The records below must be duplicated exactly, character for character.

| GIVEN INFORMATION |
☆ ☆ ☆ ☆ ☆ ☆ ☆

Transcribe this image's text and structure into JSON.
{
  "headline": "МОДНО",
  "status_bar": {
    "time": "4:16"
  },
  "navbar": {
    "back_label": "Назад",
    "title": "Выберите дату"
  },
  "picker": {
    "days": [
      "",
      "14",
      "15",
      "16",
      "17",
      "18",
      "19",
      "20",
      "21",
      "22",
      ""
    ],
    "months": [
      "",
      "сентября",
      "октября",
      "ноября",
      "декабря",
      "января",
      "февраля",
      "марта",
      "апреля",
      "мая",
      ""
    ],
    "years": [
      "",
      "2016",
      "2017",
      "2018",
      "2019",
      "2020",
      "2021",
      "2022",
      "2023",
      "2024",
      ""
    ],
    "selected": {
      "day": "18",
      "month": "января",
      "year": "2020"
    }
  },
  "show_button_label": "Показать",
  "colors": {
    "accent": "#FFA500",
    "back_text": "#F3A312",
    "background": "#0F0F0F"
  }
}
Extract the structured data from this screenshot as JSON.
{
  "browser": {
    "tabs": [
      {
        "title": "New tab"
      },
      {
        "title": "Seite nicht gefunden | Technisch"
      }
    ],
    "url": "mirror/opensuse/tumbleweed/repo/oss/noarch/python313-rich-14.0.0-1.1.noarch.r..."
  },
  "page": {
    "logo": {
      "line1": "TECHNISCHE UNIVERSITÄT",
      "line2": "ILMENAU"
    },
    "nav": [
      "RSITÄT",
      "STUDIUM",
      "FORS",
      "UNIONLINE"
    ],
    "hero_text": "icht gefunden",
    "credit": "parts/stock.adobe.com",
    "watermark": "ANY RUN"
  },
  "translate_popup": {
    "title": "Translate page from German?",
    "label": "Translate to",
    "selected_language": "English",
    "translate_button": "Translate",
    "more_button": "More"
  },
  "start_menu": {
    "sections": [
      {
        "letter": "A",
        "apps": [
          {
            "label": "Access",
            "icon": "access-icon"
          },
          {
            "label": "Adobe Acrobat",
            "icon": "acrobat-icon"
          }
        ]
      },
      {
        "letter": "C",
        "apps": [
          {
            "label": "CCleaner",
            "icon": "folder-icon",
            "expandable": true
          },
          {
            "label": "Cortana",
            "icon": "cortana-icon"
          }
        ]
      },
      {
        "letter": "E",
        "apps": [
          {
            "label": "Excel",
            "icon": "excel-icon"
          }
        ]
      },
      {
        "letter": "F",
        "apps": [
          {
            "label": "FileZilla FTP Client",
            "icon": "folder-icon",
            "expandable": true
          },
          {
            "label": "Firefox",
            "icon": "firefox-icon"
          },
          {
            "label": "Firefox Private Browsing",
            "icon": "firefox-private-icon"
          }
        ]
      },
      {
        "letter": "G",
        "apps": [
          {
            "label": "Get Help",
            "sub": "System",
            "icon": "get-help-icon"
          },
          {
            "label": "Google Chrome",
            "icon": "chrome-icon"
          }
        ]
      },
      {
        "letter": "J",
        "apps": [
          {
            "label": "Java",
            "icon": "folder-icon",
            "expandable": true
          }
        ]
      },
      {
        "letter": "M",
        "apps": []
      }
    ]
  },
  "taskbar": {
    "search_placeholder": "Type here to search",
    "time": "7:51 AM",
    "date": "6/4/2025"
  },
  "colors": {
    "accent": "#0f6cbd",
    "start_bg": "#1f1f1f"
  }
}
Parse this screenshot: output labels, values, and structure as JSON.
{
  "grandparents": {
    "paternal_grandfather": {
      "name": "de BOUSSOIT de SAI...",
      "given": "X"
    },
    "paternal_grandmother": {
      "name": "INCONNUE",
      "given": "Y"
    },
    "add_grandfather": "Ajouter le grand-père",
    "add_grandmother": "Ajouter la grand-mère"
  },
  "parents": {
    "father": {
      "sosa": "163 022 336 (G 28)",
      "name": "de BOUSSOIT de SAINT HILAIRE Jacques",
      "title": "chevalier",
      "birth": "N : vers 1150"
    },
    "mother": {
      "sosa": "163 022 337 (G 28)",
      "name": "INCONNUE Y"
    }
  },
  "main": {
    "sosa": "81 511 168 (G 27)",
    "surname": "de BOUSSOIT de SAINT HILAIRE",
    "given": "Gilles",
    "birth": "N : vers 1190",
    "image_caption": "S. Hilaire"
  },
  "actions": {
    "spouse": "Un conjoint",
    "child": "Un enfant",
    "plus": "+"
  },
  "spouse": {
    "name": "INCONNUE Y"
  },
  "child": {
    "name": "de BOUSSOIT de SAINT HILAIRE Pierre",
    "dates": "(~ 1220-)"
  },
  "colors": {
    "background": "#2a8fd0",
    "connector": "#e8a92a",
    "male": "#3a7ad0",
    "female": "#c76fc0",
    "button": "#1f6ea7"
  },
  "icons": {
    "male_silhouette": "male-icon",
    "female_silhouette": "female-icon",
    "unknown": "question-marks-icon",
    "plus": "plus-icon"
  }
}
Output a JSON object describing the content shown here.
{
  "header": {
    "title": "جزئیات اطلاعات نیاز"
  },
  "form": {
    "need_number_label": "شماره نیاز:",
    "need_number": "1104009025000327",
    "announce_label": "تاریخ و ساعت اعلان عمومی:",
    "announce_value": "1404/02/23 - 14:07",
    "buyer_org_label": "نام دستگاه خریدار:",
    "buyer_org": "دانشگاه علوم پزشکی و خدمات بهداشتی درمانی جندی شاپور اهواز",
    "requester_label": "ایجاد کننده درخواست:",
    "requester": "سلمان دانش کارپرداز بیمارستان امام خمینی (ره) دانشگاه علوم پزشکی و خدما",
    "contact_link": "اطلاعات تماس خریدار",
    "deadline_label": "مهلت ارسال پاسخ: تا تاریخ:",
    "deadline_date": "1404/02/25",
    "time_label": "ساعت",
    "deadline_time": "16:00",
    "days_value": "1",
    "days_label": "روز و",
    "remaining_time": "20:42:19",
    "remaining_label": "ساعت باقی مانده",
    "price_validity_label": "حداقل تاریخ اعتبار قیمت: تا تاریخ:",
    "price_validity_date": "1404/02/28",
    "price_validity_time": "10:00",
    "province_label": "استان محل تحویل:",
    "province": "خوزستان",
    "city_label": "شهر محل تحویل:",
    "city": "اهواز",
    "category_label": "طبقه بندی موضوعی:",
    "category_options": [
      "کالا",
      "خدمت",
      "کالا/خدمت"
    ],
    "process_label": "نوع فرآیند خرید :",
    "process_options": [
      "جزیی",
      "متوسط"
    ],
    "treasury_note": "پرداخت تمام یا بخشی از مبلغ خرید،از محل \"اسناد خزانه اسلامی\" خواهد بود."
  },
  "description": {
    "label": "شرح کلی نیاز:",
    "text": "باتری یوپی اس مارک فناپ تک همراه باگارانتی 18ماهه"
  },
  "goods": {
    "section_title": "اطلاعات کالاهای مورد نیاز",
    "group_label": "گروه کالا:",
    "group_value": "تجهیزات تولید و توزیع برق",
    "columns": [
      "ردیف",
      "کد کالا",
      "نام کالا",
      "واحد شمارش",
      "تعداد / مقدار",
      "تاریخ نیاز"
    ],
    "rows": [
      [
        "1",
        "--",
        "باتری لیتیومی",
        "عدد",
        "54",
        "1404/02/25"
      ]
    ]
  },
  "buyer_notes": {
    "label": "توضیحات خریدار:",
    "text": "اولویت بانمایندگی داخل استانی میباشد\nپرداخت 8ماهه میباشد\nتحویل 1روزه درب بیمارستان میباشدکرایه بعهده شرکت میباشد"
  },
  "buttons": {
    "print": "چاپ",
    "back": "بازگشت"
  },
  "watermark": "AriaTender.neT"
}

☆ ☆ ☆ ☆ ☆ ☆ ☆

| TASK SOLUTION |
Transcribe this image's text and structure into JSON.
{
  "headline": "МОДНО",
  "status_bar": {
    "time": "4:16"
  },
  "navbar": {
    "back_label": "Назад",
    "title": "Выберите дату"
  },
  "picker": {
    "days": [
      "",
      "14",
      "15",
      "16",
      "17",
      "18",
      "19",
      "20",
      "21",
      "22",
      ""
    ],
    "months": [
      "",
      "сентября",
      "октября",
      "ноября",
      "декабря",
      "января",
      "февраля",
      "марта",
      "апреля",
      "мая",
      ""
    ],
    "years": [
      "",
      "2016",
      "2017",
      "2018",
      "2019",
      "2020",
      "2021",
      "2022",
      "2023",
      "2024",
      ""
    ],
    "selected": {
      "day": "18",
      "month": "января",
      "year": "2020"
    }
  },
  "show_button_label": "Показать",
  "colors": {
    "accent": "#FFA500",
    "back_text": "#F3A312",
    "background": "#0F0F0F"
  }
}
Extract the structured data from this screenshot as JSON.
{
  "browser": {
    "tabs": [
      {
        "title": "New tab"
      },
      {
        "title": "Seite nicht gefunden | Technisch"
      }
    ],
    "url": "mirror/opensuse/tumbleweed/repo/oss/noarch/python313-rich-14.0.0-1.1.noarch.r..."
  },
  "page": {
    "logo": {
      "line1": "TECHNISCHE UNIVERSITÄT",
      "line2": "ILMENAU"
    },
    "nav": [
      "RSITÄT",
      "STUDIUM",
      "FORS",
      "UNIONLINE"
    ],
    "hero_text": "icht gefunden",
    "credit": "parts/stock.adobe.com",
    "watermark": "ANY RUN"
  },
  "translate_popup": {
    "title": "Translate page from German?",
    "label": "Translate to",
    "selected_language": "English",
    "translate_button": "Translate",
    "more_button": "More"
  },
  "start_menu": {
    "sections": [
      {
        "letter": "A",
        "apps": [
          {
            "label": "Access",
            "icon": "access-icon"
          },
          {
            "label": "Adobe Acrobat",
            "icon": "acrobat-icon"
          }
        ]
      },
      {
        "letter": "C",
        "apps": [
          {
            "label": "CCleaner",
            "icon": "folder-icon",
            "expandable": true
          },
          {
            "label": "Cortana",
            "icon": "cortana-icon"
          }
        ]
      },
      {
        "letter": "E",
        "apps": [
          {
            "label": "Excel",
            "icon": "excel-icon"
          }
        ]
      },
      {
        "letter": "F",
        "apps": [
          {
            "label": "FileZilla FTP Client",
            "icon": "folder-icon",
            "expandable": true
          },
          {
            "label": "Firefox",
            "icon": "firefox-icon"
          },
          {
            "label": "Firefox Private Browsing",
            "icon": "firefox-private-icon"
          }
        ]
      },
      {
        "letter": "G",
        "apps": [
          {
            "label": "Get Help",
            "sub": "System",
            "icon": "get-help-icon"
          },
          {
            "label": "Google Chrome",
            "icon": "chrome-icon"
          }
        ]
      },
      {
        "letter": "J",
        "apps": [
          {
            "label": "Java",
            "icon": "folder-icon",
            "expandable": true
          }
        ]
      },
      {
        "letter": "M",
        "apps": []
      }
    ]
  },
  "taskbar": {
    "search_placeholder": "Type here to search",
    "time": "7:51 AM",
    "date": "6/4/2025"
  },
  "colors": {
    "accent": "#0f6cbd",
    "start_bg": "#1f1f1f"
  }
}
Parse this screenshot: output labels, values, and structure as JSON.
{
  "grandparents": {
    "paternal_grandfather": {
      "name": "de BOUSSOIT de SAI...",
      "given": "X"
    },
    "paternal_grandmother": {
      "name": "INCONNUE",
      "given": "Y"
    },
    "add_grandfather": "Ajouter le grand-père",
    "add_grandmother": "Ajouter la grand-mère"
  },
  "parents": {
    "father": {
      "sosa": "163 022 336 (G 28)",
      "name": "de BOUSSOIT de SAINT HILAIRE Jacques",
      "title": "chevalier",
      "birth": "N : vers 1150"
    },
    "mother": {
      "sosa": "163 022 337 (G 28)",
      "name": "INCONNUE Y"
    }
  },
  "main": {
    "sosa": "81 511 168 (G 27)",
    "surname": "de BOUSSOIT de SAINT HILAIRE",
    "given": "Gilles",
    "birth": "N : vers 1190",
    "image_caption": "S. Hilaire"
  },
  "actions": {
    "spouse": "Un conjoint",
    "child": "Un enfant",
    "plus": "+"
  },
  "spouse": {
    "name": "INCONNUE Y"
  },
  "child": {
    "name": "de BOUSSOIT de SAINT HILAIRE Pierre",
    "dates": "(~ 1220-)"
  },
  "colors": {
    "background": "#2a8fd0",
    "connector": "#e8a92a",
    "male": "#3a7ad0",
    "female": "#c76fc0",
    "button": "#1f6ea7"
  },
  "icons": {
    "male_silhouette": "male-icon",
    "female_silhouette": "female-icon",
    "unknown": "question-marks-icon",
    "plus": "plus-icon"
  }
}
Output a JSON object describing the content shown here.
{
  "header": {
    "title": "جزئیات اطلاعات نیاز"
  },
  "form": {
    "need_number_label": "شماره نیاز:",
    "need_number": "1104009025000327",
    "announce_label": "تاریخ و ساعت اعلان عمومی:",
    "announce_value": "1404/02/23 - 14:07",
    "buyer_org_label": "نام دستگاه خریدار:",
    "buyer_org": "دانشگاه علوم پزشکی و خدمات بهداشتی درمانی جندی شاپور اهواز",
    "requester_label": "ایجاد کننده درخواست:",
    "requester": "سلمان دانش کارپرداز بیمارستان امام خمینی (ره) دانشگاه علوم پزشکی و خدما",
    "contact_link": "اطلاعات تماس خریدار",
    "deadline_label": "مهلت ارسال پاسخ: تا تاریخ:",
    "deadline_date": "1404/02/25",
    "time_label": "ساعت",
    "deadline_time": "16:00",
    "days_value": "1",
    "days_label": "روز و",
    "remaining_time": "20:42:19",
    "remaining_label": "ساعت باقی مانده",
    "price_validity_label": "حداقل تاریخ اعتبار قیمت: تا تاریخ:",
    "price_validity_date": "1404/02/28",
    "price_validity_time": "10:00",
    "province_label": "استان محل تحویل:",
    "province": "خوزستان",
    "city_label": "شهر محل تحویل:",
    "city": "اهواز",
    "category_label": "طبقه بندی موضوعی:",
    "category_options": [
      "کالا",
      "خدمت",
      "کالا/خدمت"
    ],
    "process_label": "نوع فرآیند خرید :",
    "process_options": [
      "جزیی",
      "متوسط"
    ],
    "treasury_note": "پرداخت تمام یا بخشی از مبلغ خرید،از محل \"اسناد خزانه اسلامی\" خواهد بود."
  },
  "description": {
    "label": "شرح کلی نیاز:",
    "text": "باتری یوپی اس مارک فناپ تک همراه باگارانتی 18ماهه"
  },
  "goods": {
    "section_title": "اطلاعات کالاهای مورد نیاز",
    "group_label": "گروه کالا:",
    "group_value": "تجهیزات تولید و توزیع برق",
    "columns": [
      "ردیف",
      "کد کالا",
      "نام کالا",
      "واحد شمارش",
      "تعداد / مقدار",
      "تاریخ نیاز"
    ],
    "rows": [
      [
        "1",
        "--",
        "باتری لیتیومی",
        "عدد",
        "54",
        "1404/02/25"
      ]
    ]
  },
  "buyer_notes": {
    "label": "توضیحات خریدار:",
    "text": "اولویت بانمایندگی داخل استانی میباشد\nپرداخت 8ماهه میباشد\nتحویل 1روزه درب بیمارستان میباشدکرایه بعهده شرکت میباشد"
  },
  "buttons": {
    "print": "چاپ",
    "back": "بازگشت"
  },
  "watermark": "AriaTender.neT"
}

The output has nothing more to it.